[To be done]
Wherever the word "name" appears in a line, extract that line.

[Input records]
** begin **

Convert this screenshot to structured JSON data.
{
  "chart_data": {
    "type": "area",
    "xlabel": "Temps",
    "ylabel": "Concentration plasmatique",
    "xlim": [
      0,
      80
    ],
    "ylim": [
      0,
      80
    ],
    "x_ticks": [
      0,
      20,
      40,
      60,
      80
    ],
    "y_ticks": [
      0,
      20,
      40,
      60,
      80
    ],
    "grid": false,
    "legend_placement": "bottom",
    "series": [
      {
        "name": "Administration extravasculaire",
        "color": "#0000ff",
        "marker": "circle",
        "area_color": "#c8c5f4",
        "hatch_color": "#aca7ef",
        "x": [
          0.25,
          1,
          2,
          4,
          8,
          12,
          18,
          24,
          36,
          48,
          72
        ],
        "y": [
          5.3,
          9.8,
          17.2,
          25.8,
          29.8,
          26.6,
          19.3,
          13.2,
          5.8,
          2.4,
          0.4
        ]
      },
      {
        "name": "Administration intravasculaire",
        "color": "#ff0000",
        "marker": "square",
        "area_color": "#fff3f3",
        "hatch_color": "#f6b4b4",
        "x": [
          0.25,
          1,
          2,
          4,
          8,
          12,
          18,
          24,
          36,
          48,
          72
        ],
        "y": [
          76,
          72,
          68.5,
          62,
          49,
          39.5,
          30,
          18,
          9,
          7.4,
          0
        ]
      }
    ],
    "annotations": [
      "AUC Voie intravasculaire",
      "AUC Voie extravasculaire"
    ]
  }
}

** end **
** begin **

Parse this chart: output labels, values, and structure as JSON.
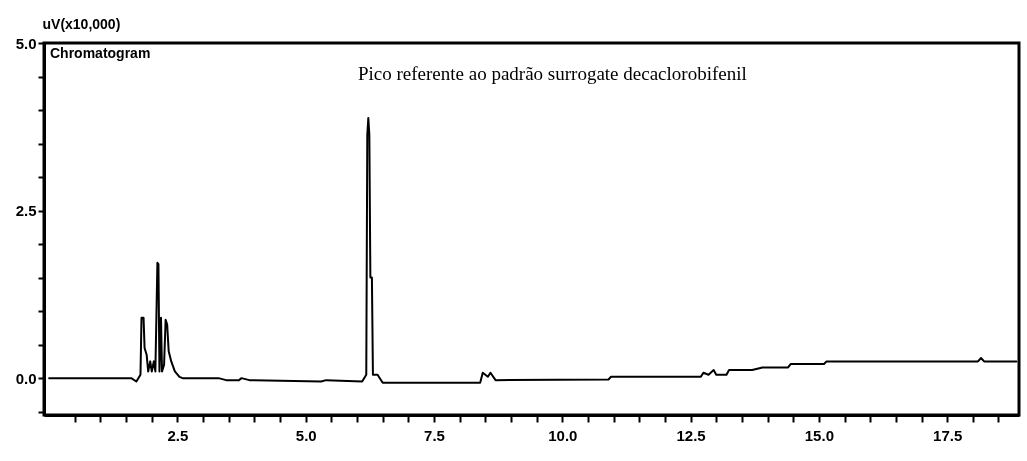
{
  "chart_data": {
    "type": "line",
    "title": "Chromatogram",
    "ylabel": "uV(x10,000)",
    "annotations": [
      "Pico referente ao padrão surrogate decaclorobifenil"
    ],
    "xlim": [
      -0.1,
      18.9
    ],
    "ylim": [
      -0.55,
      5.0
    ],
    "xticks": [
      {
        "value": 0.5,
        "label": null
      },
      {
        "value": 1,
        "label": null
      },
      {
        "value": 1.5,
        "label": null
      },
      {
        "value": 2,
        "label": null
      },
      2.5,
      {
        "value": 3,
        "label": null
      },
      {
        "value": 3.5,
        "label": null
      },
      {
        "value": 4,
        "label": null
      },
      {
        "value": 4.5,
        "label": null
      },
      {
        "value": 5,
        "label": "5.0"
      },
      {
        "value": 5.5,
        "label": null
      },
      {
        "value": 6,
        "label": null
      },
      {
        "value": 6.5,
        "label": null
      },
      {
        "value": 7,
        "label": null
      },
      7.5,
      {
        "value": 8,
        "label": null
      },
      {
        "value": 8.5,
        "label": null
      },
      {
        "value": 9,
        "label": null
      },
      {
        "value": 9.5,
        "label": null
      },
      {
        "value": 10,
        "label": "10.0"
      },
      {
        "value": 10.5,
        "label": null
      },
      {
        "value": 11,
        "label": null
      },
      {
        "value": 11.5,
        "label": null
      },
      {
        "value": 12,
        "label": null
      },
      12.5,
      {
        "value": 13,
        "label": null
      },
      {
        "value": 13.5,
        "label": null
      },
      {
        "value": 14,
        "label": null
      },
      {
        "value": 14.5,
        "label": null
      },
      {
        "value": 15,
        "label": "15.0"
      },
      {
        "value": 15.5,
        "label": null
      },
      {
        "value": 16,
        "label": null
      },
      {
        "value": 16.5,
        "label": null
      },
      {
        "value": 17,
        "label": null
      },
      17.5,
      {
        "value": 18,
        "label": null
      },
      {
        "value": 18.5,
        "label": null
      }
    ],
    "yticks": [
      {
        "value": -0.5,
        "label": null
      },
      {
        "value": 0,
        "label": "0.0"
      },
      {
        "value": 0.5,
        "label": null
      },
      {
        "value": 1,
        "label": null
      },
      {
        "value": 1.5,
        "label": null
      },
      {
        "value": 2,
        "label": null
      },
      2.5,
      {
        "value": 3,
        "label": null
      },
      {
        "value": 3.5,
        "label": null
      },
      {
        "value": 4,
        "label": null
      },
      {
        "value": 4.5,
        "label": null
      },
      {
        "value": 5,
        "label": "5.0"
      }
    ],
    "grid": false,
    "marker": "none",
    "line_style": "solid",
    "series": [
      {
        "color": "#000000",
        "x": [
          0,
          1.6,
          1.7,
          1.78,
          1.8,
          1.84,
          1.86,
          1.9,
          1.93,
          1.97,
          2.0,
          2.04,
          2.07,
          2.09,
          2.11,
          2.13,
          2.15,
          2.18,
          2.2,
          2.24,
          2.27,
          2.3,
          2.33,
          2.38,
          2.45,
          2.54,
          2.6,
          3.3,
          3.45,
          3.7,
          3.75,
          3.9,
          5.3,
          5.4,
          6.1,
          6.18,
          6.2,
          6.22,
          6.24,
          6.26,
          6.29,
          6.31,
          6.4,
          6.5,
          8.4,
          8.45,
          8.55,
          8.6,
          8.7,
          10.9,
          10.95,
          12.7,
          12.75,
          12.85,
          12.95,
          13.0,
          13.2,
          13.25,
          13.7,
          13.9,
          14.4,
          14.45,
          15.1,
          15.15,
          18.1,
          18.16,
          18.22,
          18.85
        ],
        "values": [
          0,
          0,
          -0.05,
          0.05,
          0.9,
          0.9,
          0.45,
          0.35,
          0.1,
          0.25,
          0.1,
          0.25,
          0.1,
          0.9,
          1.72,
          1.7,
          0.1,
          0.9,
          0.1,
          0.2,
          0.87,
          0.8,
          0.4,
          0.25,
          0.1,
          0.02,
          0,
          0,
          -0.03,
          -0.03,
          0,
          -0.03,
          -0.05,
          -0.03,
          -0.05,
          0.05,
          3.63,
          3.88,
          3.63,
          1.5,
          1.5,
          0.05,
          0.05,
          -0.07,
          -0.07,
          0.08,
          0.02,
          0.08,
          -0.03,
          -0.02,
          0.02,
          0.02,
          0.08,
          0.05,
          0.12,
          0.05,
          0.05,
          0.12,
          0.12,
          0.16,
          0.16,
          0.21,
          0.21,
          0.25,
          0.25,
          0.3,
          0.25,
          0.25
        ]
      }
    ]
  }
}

** end **

[The answer]
        "name": "Administration extravasculaire",
        "name": "Administration intravasculaire",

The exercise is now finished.